> [STATED PROBLEM]: Single out the lines of the material that contain "Contour" and copy them.

> [DATA ENTRIES]:

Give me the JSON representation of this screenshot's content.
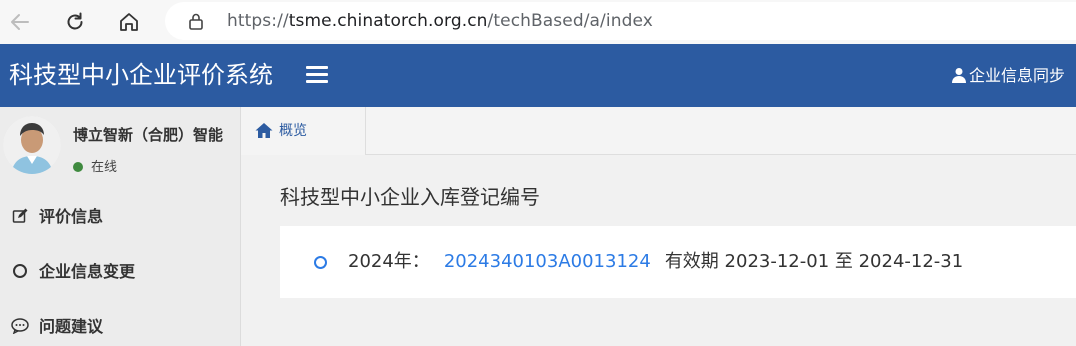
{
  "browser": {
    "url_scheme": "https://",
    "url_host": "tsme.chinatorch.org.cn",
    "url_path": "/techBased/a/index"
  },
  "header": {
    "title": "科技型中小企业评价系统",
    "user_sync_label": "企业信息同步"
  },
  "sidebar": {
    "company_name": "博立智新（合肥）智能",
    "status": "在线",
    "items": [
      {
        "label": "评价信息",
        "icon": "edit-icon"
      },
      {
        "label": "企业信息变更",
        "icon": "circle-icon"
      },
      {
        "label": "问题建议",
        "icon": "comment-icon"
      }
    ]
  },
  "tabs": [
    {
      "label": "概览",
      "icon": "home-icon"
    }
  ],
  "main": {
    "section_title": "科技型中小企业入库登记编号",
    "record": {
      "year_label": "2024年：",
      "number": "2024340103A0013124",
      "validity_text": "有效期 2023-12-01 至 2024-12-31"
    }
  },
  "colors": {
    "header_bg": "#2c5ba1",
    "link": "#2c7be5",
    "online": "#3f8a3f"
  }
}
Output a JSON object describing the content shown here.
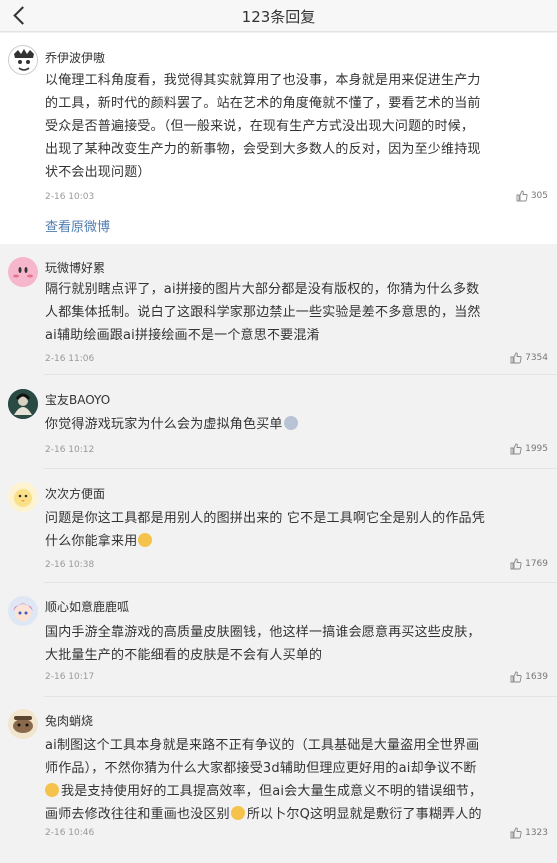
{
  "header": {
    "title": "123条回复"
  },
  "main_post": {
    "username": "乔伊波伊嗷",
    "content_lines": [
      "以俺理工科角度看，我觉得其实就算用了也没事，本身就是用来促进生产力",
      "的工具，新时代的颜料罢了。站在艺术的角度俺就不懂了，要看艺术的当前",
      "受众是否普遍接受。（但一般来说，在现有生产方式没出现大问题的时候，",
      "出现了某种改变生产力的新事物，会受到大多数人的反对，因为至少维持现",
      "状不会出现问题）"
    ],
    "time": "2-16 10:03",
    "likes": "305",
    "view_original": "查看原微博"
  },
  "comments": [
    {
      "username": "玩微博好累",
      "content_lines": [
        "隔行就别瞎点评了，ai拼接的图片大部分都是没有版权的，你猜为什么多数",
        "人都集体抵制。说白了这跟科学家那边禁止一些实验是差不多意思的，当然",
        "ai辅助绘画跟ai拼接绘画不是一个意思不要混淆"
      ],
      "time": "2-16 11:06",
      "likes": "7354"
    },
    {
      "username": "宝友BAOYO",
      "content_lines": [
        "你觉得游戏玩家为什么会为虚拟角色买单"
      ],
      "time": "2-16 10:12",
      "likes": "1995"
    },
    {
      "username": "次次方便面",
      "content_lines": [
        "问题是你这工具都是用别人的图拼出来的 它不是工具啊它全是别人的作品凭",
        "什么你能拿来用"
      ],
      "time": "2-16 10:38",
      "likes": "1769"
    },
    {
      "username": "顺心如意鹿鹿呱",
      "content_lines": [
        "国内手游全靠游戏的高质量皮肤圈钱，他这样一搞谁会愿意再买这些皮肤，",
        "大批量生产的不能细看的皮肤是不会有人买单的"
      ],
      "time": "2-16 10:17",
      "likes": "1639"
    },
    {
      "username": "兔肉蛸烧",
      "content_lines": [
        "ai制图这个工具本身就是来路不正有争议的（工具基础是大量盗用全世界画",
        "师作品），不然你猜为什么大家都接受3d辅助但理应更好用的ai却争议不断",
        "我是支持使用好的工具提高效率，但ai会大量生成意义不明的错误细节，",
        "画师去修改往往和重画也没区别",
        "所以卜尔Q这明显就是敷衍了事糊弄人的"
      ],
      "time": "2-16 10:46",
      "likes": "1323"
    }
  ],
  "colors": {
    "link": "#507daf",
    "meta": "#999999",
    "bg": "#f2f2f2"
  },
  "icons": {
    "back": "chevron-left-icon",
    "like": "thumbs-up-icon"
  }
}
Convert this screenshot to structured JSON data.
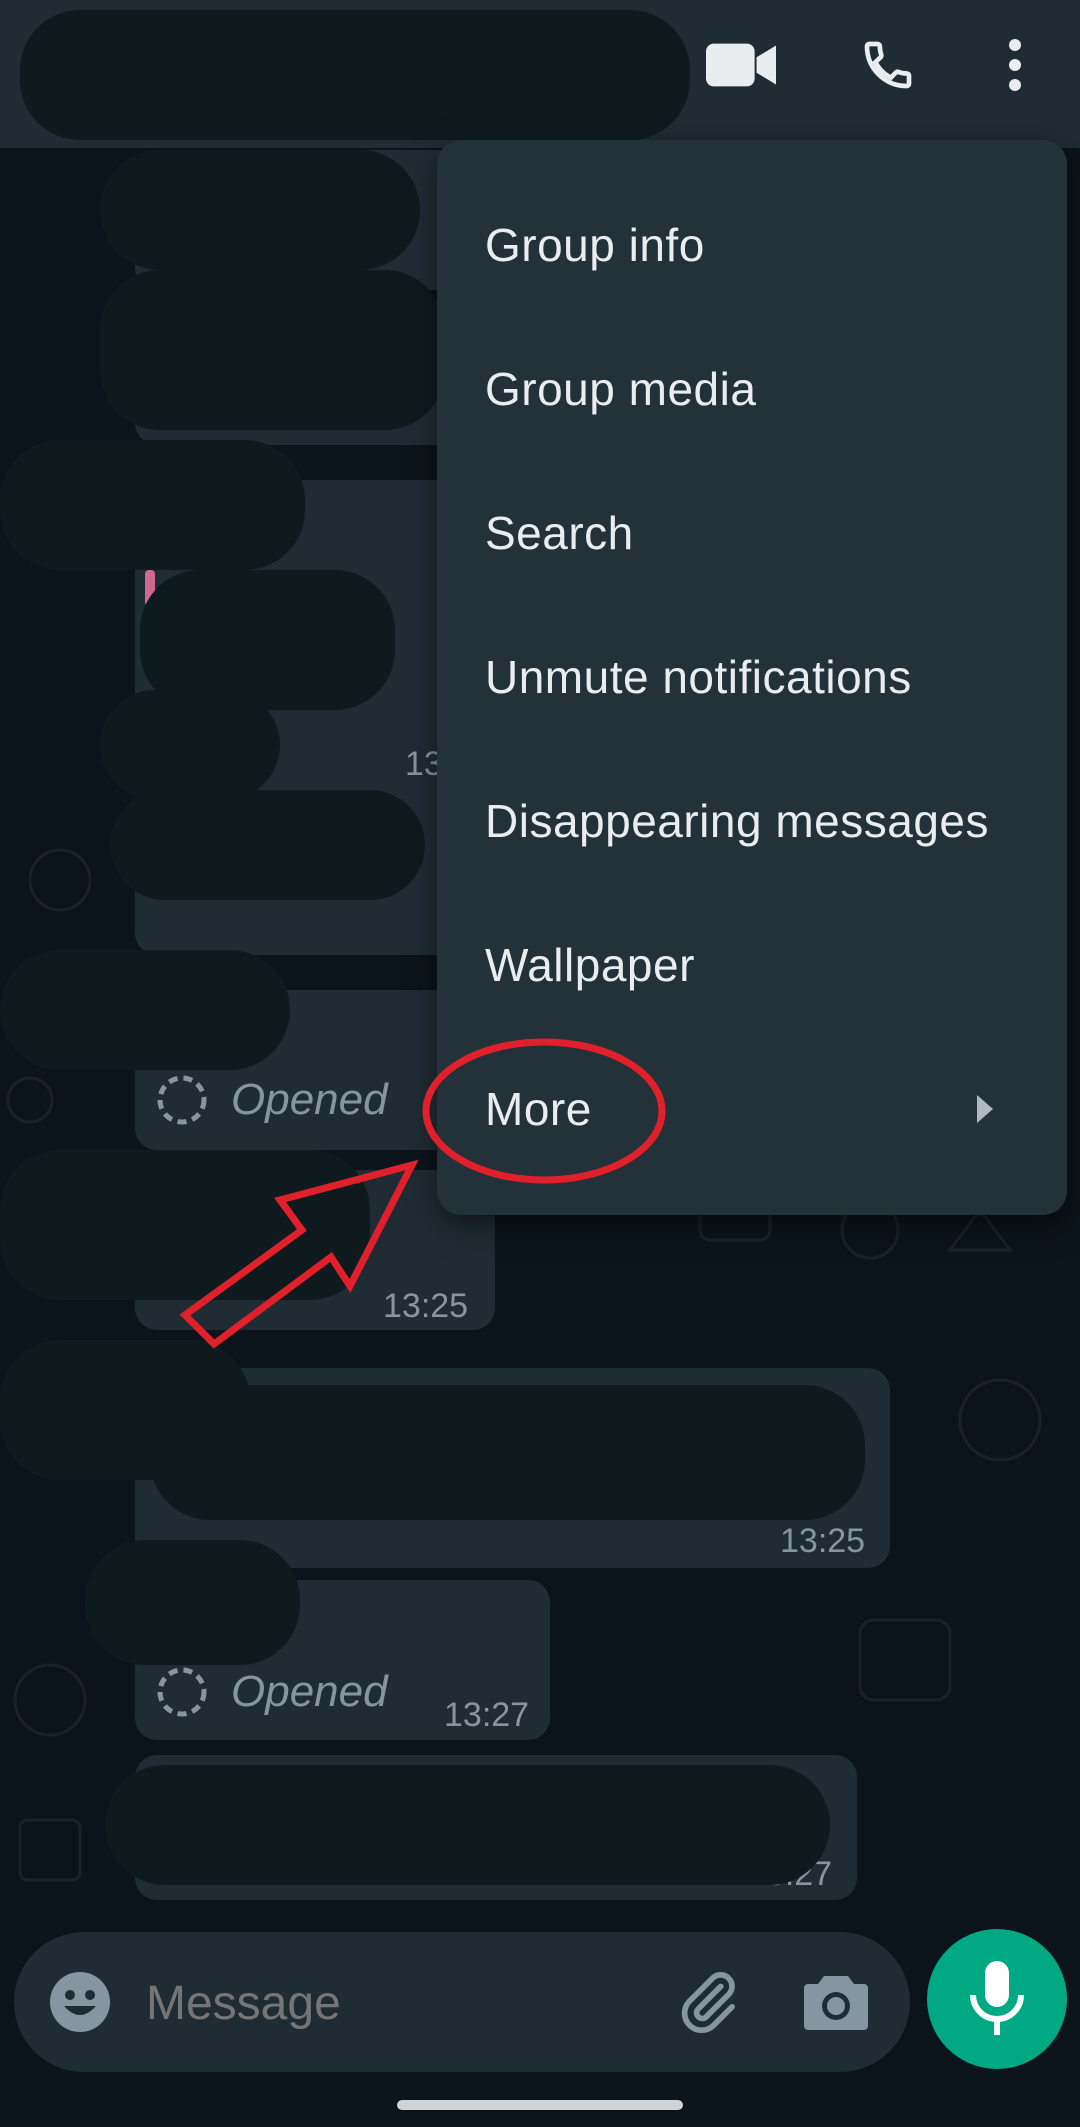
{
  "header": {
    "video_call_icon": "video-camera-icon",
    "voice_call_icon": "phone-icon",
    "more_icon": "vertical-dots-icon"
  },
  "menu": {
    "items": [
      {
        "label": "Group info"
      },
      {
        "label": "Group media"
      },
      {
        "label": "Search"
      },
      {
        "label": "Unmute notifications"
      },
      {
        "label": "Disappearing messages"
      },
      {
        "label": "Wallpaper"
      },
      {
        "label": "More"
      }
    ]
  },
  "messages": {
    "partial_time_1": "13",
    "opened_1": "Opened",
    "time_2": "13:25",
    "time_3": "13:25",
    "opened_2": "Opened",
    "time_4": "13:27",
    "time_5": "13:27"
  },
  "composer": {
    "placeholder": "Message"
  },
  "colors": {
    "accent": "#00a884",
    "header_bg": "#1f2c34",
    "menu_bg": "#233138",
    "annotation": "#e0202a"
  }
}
==
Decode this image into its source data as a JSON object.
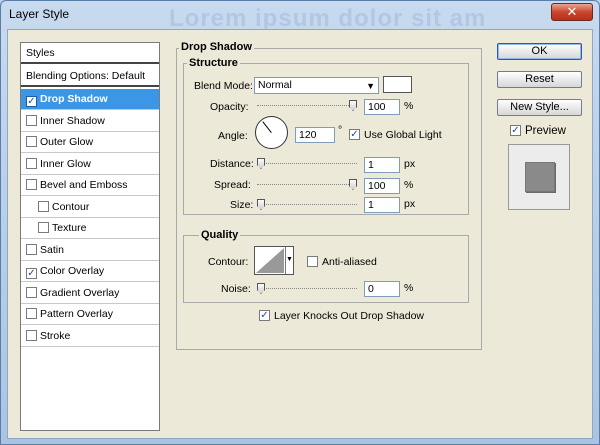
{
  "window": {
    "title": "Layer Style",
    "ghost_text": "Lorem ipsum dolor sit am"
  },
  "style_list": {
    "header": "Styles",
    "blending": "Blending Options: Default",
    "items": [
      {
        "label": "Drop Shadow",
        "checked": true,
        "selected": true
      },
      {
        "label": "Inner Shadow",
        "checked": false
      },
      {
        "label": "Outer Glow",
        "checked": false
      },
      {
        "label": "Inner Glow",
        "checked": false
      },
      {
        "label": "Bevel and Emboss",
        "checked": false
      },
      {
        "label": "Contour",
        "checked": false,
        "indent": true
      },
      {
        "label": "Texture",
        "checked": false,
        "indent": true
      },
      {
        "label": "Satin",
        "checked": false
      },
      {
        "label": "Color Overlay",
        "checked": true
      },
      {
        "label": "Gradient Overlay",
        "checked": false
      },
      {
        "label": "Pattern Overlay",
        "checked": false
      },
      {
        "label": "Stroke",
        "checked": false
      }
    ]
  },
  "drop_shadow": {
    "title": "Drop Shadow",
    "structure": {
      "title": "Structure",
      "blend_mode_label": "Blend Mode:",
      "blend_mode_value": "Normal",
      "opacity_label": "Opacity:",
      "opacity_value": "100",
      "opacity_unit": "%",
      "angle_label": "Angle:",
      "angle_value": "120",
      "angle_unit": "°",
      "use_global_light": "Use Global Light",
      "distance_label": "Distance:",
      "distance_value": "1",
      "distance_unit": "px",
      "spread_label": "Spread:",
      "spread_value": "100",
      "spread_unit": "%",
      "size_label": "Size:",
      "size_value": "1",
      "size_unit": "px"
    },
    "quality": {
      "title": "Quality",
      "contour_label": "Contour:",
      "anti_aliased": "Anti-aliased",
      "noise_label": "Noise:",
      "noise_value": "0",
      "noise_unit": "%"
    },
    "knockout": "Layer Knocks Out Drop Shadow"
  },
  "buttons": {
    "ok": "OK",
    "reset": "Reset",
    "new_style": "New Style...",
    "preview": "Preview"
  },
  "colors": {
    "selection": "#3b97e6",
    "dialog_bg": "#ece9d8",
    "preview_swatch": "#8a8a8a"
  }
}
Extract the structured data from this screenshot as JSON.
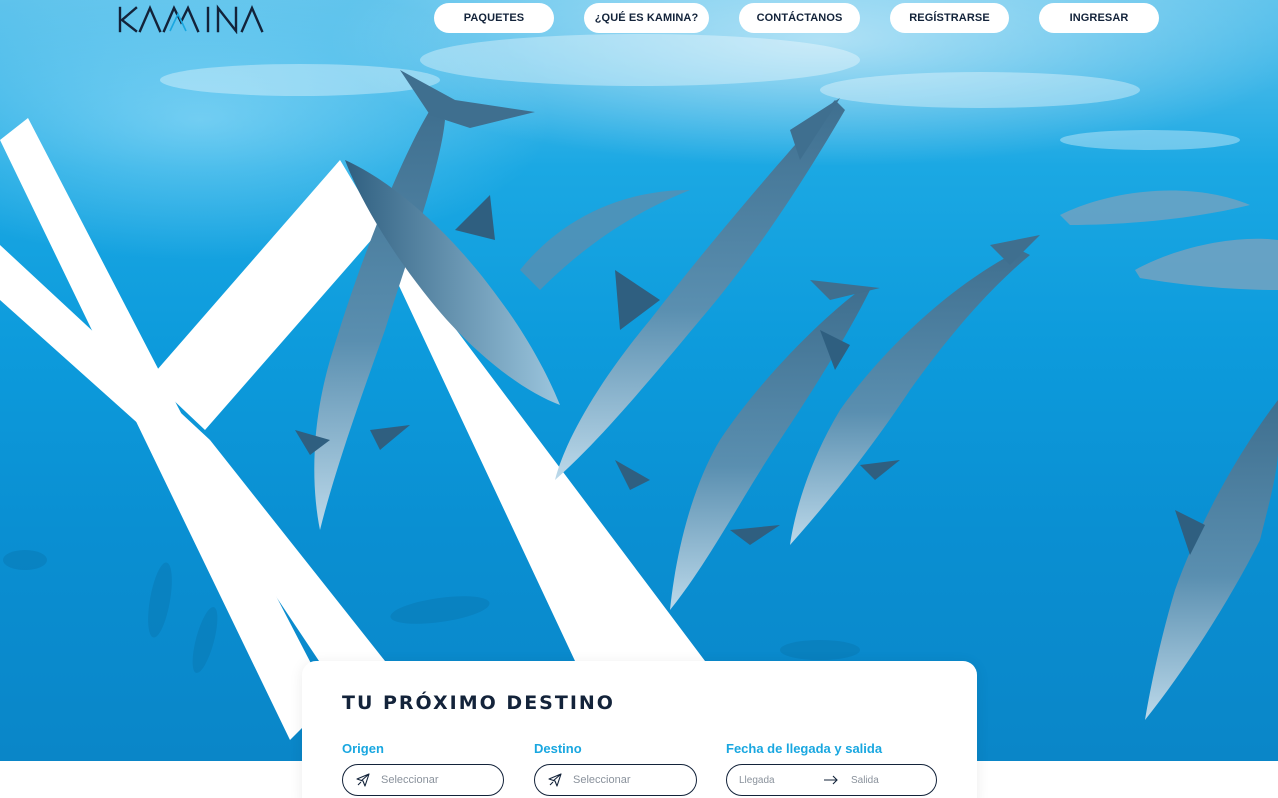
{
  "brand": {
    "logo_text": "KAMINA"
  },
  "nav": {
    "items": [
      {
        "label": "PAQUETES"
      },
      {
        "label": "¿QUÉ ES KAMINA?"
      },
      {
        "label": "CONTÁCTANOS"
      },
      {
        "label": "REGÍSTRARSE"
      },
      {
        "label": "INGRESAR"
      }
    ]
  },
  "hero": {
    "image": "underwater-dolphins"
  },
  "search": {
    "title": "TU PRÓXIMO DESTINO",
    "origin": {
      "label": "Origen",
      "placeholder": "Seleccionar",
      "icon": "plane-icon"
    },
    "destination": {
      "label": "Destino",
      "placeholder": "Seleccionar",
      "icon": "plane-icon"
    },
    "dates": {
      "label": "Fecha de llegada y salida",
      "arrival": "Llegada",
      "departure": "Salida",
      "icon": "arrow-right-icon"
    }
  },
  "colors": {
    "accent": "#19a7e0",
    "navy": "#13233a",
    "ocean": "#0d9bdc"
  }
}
* * *
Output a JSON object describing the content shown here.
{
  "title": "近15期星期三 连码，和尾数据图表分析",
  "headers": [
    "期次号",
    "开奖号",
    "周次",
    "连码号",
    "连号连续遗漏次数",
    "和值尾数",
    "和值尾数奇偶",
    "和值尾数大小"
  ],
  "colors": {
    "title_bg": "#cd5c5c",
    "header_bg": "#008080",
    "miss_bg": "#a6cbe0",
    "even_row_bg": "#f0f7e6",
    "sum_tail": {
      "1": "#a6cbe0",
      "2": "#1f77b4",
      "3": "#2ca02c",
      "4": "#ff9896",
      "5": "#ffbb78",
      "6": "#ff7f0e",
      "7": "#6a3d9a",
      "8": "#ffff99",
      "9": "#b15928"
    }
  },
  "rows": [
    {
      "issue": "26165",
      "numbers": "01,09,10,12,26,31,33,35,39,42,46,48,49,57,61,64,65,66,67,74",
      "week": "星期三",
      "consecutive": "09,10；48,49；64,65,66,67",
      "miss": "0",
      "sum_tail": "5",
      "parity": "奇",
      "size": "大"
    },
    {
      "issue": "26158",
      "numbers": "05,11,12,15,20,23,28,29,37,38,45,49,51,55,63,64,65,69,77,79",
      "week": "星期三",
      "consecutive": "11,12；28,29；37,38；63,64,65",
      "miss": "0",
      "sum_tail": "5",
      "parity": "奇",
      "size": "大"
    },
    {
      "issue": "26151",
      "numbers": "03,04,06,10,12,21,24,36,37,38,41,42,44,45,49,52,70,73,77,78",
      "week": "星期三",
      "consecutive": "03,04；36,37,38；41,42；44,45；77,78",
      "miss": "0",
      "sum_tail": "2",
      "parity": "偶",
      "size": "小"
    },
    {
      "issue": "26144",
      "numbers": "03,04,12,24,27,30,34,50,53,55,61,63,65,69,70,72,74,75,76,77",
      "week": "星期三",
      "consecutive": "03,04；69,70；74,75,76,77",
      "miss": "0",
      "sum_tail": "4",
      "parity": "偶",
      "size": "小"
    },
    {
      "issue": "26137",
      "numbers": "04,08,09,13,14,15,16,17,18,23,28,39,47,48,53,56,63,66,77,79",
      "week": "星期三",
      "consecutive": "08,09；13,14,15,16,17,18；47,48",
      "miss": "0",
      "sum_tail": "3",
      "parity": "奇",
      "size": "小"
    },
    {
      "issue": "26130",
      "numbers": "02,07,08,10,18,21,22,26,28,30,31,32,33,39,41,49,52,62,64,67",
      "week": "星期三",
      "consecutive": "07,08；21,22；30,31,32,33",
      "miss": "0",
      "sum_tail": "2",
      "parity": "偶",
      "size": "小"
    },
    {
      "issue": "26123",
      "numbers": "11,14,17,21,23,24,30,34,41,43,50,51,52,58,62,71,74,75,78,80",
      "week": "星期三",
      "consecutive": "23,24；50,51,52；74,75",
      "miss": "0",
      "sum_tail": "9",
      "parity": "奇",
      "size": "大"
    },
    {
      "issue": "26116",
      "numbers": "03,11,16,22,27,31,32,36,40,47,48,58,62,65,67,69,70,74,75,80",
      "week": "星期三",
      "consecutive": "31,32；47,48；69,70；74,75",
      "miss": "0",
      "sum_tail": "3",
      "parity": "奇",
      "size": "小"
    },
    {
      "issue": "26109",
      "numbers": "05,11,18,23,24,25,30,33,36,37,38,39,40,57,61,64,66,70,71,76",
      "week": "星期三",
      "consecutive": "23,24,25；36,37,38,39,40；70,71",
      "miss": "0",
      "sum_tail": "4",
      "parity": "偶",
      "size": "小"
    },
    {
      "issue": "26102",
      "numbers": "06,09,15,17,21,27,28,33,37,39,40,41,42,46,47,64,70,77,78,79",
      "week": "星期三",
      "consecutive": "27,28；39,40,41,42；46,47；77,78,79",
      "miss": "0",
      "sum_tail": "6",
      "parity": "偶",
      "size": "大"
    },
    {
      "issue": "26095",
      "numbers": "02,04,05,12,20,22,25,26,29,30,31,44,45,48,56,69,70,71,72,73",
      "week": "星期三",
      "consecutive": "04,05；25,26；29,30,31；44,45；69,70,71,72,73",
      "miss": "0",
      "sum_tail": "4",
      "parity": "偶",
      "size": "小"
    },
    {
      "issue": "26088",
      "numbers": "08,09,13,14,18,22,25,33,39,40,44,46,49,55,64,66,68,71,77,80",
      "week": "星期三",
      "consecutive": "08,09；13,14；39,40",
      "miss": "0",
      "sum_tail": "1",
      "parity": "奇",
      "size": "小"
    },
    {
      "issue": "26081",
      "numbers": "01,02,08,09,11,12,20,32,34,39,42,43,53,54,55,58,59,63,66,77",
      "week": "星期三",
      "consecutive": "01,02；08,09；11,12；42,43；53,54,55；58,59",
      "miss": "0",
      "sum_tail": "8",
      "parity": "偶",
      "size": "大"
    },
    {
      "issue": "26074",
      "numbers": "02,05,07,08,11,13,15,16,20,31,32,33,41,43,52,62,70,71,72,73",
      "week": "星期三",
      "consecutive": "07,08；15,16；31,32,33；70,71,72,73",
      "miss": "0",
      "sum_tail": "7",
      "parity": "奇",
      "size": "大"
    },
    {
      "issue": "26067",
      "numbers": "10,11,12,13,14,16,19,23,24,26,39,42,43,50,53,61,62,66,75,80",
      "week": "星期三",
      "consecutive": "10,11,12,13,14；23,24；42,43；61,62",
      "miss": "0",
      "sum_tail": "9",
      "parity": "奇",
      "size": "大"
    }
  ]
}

> [EXERCISE RESPONSE]:
        "label": "Contour",
      "contour_label": "Contour:",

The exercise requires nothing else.